## [Questions et consignes]
**1)** Répondez à ces questions à l'aide du texte à lire :
(a) Combien de kilomètres carrés sont devenus indépendants depuis 1991 ?
(b) Vers quoi se dirige-t-on pour la Biélorussie ?
(c) Depuis quelle année est né un sentiment national ukrainien ?
**2)** Reproduisez mot pour mot le passage du texte à lire qui commence par « Moscou veut que » et se poursuit jusqu'à « un principe de liberté. ».

Moscou veut que tous les territoires qui l’entourent – 8 millions de kilomètres carrés devenus indépendants depuis 1991 – constituent un glacis stratégique et politique. Cela signifie : des pays obéissants, des alliés dotés de régimes autoritaires. C’est acquis sur son flanc sud. Même chose dans le Caucase. Quant à la Biélorussie, on se dirige vers une fusion des deux États. Il reste donc l’Ukraine. Ce qui est insupportable pour Moscou, c’est la démocratie ukrainienne. Poutine est dans une logique néo-impériale. Il ne peut pas comprendre la naissance d’un sentiment national ukrainien depuis 2014, avec un principe de liberté.

Quels sont les scénarios prévisibles ?

## [Le listing]
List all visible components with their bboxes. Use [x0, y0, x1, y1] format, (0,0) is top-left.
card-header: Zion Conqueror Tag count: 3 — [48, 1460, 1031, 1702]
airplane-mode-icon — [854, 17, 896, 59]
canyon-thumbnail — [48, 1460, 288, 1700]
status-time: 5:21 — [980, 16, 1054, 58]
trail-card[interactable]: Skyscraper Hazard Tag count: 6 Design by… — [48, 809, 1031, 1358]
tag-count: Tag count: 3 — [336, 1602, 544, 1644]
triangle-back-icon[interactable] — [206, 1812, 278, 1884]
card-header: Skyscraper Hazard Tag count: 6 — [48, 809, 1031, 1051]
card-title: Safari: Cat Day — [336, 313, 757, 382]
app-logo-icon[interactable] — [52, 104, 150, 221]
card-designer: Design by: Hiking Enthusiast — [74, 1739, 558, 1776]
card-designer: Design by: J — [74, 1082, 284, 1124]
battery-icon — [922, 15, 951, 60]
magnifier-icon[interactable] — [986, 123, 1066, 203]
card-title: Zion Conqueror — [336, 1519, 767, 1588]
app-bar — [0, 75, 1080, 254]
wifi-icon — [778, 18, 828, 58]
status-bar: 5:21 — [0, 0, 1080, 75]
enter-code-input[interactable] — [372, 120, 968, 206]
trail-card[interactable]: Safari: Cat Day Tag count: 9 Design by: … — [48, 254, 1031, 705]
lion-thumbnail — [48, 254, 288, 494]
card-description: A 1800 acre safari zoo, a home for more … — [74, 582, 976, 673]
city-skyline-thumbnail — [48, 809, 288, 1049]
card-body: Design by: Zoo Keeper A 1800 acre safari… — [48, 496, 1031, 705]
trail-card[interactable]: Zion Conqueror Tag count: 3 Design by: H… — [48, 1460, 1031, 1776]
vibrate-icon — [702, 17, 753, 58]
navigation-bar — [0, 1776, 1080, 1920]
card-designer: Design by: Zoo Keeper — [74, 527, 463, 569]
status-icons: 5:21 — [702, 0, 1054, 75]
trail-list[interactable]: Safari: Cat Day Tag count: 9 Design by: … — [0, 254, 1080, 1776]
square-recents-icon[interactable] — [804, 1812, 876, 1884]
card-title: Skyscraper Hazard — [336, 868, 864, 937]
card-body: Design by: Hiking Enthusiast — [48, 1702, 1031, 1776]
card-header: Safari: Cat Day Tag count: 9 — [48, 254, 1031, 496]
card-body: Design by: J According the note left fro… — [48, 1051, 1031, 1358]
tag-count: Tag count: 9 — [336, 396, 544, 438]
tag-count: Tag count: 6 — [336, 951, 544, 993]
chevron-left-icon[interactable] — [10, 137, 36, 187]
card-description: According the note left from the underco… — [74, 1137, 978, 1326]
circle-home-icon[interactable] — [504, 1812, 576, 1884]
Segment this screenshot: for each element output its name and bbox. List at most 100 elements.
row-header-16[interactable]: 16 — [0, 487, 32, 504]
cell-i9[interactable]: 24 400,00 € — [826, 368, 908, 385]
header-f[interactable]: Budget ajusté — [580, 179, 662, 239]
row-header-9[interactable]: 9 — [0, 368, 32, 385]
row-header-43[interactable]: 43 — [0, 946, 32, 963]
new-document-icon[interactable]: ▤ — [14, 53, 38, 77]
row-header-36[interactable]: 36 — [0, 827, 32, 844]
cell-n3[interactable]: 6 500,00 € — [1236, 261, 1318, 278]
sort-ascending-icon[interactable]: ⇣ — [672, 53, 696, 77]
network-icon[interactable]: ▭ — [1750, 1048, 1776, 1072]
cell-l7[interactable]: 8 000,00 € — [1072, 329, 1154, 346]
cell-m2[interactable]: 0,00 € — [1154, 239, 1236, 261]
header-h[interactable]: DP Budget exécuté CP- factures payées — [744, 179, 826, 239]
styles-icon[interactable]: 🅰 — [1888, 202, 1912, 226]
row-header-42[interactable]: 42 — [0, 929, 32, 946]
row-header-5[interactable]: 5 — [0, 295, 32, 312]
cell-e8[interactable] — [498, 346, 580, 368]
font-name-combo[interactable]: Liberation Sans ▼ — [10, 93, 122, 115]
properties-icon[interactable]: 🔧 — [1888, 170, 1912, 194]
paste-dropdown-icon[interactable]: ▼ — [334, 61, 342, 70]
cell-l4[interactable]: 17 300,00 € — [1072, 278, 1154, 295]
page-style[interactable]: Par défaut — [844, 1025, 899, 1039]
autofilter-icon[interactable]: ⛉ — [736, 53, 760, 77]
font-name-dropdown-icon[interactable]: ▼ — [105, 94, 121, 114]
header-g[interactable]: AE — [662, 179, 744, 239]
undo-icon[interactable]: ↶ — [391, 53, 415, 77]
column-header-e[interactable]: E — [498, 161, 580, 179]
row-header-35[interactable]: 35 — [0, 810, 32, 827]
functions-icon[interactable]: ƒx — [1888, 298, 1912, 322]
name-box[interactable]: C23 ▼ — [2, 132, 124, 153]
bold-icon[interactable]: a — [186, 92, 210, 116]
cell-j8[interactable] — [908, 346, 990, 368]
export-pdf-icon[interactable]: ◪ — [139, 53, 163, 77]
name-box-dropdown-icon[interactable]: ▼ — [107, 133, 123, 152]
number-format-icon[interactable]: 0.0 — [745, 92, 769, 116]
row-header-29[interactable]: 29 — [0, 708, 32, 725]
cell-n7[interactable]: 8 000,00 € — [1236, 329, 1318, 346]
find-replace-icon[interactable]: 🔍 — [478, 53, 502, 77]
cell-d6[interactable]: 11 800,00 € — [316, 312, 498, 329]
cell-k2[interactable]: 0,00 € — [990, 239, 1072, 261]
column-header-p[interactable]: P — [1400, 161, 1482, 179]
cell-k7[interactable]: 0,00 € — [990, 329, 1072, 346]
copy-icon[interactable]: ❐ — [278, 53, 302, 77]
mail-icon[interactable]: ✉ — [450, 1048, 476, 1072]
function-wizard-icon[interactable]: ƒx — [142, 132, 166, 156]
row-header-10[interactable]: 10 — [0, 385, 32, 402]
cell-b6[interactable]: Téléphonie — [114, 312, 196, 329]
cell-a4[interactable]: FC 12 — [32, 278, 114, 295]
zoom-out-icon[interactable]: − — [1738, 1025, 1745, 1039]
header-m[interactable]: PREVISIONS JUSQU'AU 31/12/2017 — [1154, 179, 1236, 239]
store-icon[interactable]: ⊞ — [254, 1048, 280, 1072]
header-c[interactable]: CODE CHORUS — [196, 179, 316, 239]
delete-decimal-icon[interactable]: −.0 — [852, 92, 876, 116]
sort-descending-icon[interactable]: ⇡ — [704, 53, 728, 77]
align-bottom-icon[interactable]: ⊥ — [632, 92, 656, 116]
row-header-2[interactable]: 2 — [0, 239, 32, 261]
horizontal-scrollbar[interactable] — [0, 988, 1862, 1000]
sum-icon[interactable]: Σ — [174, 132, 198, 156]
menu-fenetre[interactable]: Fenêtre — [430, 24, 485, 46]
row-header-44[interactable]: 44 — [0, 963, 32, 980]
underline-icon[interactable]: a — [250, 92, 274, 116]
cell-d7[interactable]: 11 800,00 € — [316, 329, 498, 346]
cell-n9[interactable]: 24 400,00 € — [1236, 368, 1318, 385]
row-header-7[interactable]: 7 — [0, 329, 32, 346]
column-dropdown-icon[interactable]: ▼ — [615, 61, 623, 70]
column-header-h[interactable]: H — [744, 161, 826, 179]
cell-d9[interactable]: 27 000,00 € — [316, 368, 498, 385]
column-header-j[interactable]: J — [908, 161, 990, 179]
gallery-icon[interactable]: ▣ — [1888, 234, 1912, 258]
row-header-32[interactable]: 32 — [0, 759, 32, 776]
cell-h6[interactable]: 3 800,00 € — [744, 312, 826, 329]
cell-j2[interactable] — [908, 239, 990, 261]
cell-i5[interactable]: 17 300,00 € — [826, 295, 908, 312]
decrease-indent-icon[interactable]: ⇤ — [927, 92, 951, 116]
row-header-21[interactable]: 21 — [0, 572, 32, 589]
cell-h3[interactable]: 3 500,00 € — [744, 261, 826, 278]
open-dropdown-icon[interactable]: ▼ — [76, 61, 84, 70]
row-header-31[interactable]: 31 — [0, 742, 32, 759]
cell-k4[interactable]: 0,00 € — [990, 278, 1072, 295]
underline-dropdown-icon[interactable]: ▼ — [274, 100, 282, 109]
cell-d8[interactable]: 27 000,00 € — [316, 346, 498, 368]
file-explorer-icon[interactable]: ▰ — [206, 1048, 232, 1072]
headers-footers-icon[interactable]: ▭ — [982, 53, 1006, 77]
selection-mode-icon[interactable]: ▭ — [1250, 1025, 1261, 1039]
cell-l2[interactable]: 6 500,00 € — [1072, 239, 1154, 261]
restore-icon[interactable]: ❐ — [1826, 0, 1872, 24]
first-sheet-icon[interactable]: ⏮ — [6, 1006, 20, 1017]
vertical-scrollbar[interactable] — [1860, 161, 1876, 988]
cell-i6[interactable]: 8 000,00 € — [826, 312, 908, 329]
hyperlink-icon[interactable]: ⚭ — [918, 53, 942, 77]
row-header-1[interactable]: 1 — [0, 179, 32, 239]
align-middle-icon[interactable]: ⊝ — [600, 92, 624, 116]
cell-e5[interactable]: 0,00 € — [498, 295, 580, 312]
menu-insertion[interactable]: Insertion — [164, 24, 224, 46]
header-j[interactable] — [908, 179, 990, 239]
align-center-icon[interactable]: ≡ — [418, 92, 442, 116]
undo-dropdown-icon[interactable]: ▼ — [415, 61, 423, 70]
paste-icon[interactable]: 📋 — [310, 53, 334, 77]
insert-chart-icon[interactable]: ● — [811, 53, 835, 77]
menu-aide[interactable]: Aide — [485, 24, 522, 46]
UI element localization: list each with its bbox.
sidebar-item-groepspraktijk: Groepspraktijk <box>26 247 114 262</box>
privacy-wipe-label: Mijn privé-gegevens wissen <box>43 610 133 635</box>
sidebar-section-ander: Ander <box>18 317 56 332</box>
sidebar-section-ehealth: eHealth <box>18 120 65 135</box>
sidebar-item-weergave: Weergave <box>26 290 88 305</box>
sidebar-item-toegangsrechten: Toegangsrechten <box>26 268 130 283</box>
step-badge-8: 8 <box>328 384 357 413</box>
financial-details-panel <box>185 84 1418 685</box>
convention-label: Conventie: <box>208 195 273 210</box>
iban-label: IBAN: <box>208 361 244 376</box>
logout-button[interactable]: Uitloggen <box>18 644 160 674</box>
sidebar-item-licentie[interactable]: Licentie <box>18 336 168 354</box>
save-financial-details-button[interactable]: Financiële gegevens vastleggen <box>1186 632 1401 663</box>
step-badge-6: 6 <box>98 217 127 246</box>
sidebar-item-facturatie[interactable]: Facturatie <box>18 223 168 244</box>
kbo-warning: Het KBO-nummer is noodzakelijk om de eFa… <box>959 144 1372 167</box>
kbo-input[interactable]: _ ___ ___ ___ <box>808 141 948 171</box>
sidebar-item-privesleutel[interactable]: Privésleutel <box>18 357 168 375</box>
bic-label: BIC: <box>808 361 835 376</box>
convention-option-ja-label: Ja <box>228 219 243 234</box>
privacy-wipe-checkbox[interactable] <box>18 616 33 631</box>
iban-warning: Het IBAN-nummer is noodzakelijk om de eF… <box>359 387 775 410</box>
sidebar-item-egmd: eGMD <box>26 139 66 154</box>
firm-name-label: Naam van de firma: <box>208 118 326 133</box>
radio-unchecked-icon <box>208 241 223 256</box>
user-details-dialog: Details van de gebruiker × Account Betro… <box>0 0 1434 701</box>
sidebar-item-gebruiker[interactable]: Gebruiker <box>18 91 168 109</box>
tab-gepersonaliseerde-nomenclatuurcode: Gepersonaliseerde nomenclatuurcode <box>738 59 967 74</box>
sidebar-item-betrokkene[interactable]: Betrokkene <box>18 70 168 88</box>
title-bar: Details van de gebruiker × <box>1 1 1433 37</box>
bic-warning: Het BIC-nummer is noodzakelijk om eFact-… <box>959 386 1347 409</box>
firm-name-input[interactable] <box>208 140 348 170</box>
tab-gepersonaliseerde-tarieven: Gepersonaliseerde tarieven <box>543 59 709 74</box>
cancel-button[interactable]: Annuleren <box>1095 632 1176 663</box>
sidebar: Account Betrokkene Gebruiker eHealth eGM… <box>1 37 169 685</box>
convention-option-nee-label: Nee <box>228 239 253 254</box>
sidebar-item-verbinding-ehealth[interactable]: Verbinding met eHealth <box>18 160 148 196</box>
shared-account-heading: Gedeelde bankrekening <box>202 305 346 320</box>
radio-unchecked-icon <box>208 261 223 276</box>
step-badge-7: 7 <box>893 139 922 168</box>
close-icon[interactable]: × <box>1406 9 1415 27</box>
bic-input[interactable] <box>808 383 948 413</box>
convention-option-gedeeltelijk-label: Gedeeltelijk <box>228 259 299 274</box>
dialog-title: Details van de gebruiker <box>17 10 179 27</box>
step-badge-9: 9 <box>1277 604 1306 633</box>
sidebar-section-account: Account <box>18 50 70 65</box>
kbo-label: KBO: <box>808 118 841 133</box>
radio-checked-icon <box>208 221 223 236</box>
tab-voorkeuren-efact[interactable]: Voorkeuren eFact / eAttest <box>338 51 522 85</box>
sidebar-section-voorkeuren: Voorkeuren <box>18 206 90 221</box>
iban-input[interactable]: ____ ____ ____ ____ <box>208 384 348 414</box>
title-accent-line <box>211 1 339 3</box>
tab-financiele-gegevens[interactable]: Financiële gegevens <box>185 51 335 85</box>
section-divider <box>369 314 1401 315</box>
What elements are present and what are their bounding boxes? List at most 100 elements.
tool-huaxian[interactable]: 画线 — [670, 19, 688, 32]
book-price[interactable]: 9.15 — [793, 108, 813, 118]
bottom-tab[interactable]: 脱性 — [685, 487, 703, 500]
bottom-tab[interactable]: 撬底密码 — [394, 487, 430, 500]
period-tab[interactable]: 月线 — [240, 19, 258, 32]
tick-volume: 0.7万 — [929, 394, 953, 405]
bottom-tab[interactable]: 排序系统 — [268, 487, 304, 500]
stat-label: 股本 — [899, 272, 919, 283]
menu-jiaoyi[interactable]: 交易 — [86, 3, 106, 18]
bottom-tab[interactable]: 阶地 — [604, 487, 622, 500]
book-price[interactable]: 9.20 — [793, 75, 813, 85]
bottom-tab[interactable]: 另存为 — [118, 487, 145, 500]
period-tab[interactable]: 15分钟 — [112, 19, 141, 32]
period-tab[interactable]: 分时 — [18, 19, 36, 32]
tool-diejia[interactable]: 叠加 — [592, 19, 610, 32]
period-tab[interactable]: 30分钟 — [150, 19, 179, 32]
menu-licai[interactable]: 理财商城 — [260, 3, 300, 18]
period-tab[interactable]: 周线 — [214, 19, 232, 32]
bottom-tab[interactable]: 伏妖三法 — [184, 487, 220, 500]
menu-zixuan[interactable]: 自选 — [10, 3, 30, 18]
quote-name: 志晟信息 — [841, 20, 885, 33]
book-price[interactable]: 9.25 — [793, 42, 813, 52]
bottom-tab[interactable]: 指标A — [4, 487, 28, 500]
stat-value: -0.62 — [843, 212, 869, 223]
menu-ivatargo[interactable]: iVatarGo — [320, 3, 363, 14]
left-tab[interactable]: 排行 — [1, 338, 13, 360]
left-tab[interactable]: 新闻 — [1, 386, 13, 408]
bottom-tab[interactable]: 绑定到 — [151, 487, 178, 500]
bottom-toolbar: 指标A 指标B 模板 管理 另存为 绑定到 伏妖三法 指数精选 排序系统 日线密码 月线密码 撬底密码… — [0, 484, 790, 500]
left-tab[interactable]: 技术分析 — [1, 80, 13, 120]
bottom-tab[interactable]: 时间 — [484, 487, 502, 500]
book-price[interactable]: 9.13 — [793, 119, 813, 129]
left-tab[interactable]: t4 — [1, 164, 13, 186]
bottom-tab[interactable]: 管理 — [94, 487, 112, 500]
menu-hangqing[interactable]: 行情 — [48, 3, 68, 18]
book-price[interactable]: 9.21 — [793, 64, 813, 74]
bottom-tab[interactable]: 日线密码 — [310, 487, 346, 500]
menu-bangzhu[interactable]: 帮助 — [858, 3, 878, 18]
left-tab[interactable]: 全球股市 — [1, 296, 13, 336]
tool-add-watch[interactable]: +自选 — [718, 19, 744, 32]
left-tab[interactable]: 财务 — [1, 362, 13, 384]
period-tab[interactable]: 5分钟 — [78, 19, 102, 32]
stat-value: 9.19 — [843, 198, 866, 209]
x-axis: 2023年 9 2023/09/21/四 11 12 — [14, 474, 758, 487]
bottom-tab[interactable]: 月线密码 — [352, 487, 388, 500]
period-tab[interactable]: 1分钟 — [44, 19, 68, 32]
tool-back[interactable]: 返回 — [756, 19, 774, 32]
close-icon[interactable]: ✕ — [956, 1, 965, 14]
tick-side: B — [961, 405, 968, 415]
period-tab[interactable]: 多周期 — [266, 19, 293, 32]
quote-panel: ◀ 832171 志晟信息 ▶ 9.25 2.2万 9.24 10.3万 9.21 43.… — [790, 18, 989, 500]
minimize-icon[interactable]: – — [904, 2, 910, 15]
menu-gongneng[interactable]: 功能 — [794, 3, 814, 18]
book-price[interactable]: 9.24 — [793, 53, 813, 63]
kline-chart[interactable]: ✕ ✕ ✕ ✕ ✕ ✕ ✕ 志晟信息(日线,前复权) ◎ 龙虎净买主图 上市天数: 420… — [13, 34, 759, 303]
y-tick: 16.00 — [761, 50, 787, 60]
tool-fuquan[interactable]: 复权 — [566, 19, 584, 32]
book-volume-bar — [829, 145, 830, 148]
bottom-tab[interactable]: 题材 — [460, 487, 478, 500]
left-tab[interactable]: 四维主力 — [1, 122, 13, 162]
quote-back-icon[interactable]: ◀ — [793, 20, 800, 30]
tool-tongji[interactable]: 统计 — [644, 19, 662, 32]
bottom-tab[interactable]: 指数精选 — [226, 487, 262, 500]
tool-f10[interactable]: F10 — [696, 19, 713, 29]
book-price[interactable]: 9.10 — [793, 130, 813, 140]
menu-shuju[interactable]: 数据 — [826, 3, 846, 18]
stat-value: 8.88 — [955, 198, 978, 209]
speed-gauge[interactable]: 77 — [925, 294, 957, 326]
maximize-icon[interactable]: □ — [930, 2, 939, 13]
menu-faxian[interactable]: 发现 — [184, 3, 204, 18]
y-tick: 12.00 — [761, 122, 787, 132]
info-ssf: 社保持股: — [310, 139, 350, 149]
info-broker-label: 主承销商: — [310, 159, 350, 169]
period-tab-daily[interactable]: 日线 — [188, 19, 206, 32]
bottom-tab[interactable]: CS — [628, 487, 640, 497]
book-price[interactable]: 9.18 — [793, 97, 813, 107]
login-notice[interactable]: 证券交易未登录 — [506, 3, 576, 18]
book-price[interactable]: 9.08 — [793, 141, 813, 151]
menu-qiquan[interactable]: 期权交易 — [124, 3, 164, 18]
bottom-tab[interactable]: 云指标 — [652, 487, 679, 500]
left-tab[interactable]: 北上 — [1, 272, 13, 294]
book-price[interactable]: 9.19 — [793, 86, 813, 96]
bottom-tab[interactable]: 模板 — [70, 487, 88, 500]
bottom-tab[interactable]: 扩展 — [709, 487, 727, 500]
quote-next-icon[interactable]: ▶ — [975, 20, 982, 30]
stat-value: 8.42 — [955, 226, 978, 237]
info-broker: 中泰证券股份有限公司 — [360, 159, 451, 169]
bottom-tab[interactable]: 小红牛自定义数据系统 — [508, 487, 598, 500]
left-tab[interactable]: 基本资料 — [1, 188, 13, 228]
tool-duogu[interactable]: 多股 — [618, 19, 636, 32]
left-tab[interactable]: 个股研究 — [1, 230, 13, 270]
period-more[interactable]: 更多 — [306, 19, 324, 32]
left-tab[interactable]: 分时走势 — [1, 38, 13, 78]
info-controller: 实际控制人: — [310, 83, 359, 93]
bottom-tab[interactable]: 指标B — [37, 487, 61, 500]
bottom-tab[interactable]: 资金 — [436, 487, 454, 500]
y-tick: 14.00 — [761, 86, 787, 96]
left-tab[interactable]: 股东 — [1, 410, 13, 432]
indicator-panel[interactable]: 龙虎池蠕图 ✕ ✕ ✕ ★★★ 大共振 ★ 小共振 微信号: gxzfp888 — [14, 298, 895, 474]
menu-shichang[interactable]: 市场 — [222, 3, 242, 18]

## [Liste des réponses]
**1)**
(a) 8 millions de kilomètres carrés.
(b) Vers une fusion des deux États.
(c) Depuis 2014.

**2)**
Moscou veut que tous les territoires qui l’entourent – 8 millions de kilomètres carrés devenus indépendants depuis 1991 – constituent un glacis stratégique et politique. Cela signifie : des pays obéissants, des alliés dotés de régimes autoritaires. C’est acquis sur son flanc sud. Même chose dans le Caucase. Quant à la Biélorussie, on se dirige vers une fusion des deux États. Il reste donc l’Ukraine. Ce qui est insupportable pour Moscou, c’est la démocratie ukrainienne. Poutine est dans une logique néo-impériale. Il ne peut pas comprendre la naissance d’un sentiment national ukrainien depuis 2014, avec un principe de liberté.